◆ **WHAT YOU HAVE TO DO**:
Each record must be reproduced exactly as it is shown.

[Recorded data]
.....

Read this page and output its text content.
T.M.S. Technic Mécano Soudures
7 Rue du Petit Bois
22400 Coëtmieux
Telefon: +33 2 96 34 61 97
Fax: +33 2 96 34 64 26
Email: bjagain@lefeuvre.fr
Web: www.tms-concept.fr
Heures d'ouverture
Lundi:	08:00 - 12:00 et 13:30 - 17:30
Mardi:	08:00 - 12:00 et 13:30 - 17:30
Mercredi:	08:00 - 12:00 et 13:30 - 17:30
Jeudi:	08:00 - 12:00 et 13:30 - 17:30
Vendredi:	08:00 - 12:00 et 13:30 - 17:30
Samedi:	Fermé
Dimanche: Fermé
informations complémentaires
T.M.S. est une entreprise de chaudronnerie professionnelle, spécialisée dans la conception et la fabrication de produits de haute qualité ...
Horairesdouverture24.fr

.....

◆ **THE OUTPUT**:
Read this page and output its text content.
T.M.S. Technic Mécano Soudures
7 Rue du Petit Bois
22400 Coëtmieux
Telefon: +33 2 96 34 61 97
Fax: +33 2 96 34 64 26
Email: bjagain@lefeuvre.fr
Web: www.tms-concept.fr
Heures d'ouverture
Lundi:	08:00 - 12:00 et 13:30 - 17:30
Mardi:	08:00 - 12:00 et 13:30 - 17:30
Mercredi:	08:00 - 12:00 et 13:30 - 17:30
Jeudi:	08:00 - 12:00 et 13:30 - 17:30
Vendredi:	08:00 - 12:00 et 13:30 - 17:30
Samedi:	Fermé
Dimanche: Fermé
informations complémentaires
T.M.S. est une entreprise de chaudronnerie professionnelle, spécialisée dans la conception et la fabrication de produits de haute qualité ...
Horairesdouverture24.fr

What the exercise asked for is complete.